- Instruction:
Check each line for the string "Goggle". Give only the count of lines that have it.

Dataset items
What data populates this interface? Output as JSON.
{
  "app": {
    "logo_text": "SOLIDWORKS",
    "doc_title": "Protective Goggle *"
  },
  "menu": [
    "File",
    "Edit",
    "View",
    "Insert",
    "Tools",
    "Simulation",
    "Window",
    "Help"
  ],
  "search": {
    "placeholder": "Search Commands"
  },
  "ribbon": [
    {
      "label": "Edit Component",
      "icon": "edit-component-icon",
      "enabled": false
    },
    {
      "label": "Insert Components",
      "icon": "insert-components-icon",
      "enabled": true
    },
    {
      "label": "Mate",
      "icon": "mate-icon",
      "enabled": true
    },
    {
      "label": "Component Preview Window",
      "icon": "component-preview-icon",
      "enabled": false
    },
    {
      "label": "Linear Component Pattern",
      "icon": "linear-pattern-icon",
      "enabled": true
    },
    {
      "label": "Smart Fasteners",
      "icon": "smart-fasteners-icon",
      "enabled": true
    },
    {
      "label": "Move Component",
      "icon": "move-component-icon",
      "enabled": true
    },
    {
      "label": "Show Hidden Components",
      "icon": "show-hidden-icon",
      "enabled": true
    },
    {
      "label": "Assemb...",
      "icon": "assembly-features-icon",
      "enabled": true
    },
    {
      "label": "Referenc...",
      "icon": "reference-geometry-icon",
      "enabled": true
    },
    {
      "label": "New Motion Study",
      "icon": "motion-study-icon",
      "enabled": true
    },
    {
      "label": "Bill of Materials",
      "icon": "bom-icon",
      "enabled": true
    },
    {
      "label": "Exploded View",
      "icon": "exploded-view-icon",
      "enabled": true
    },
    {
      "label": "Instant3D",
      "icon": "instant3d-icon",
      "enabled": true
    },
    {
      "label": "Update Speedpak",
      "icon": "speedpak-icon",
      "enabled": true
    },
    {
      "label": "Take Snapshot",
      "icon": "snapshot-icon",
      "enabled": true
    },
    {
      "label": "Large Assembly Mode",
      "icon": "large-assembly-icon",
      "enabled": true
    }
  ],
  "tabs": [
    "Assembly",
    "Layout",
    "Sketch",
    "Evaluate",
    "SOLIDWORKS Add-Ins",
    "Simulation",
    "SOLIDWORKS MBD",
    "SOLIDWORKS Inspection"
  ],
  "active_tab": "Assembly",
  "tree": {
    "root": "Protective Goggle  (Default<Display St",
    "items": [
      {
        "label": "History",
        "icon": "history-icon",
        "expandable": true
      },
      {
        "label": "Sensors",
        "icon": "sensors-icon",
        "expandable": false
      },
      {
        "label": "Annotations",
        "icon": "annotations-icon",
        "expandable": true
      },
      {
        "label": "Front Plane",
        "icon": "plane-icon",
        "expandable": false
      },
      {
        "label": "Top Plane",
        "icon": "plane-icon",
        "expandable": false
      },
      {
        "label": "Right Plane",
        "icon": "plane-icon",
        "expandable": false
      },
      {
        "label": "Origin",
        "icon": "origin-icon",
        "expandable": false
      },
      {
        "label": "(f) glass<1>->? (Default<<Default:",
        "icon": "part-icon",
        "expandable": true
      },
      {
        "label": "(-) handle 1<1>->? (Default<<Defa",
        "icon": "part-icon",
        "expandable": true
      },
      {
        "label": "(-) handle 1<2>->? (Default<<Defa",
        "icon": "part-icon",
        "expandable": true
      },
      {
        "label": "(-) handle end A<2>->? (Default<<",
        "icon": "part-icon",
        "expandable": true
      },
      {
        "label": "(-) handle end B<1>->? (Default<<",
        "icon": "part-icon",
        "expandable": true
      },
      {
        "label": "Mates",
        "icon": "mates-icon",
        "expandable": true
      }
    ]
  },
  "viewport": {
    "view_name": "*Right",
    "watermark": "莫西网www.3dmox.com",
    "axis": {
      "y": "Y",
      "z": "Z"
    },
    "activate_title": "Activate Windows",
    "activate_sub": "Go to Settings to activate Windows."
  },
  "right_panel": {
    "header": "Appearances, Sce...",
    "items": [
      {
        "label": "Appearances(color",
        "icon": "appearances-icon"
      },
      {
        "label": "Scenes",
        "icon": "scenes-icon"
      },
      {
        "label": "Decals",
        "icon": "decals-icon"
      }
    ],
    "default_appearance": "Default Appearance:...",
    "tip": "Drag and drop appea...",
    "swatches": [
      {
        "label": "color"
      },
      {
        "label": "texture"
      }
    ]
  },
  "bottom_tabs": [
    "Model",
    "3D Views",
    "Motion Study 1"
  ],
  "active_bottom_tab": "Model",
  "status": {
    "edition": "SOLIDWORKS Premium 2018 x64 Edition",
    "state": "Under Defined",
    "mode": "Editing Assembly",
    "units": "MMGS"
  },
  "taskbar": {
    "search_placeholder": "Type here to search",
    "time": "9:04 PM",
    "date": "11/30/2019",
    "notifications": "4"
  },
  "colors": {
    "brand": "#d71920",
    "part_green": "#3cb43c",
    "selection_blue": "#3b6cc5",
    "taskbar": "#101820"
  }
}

---

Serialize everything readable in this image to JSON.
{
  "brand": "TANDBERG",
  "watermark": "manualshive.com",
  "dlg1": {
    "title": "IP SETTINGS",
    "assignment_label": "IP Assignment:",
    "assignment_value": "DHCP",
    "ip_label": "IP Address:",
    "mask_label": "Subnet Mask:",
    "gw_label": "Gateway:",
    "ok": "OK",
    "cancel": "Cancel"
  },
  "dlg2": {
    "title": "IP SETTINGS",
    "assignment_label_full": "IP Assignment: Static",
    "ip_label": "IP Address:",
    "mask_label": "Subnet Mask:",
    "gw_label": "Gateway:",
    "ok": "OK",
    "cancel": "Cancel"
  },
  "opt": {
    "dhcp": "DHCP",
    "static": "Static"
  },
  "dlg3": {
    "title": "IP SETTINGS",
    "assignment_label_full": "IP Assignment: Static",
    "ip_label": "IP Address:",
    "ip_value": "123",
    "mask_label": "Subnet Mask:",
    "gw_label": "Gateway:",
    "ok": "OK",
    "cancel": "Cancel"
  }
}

- Response:
2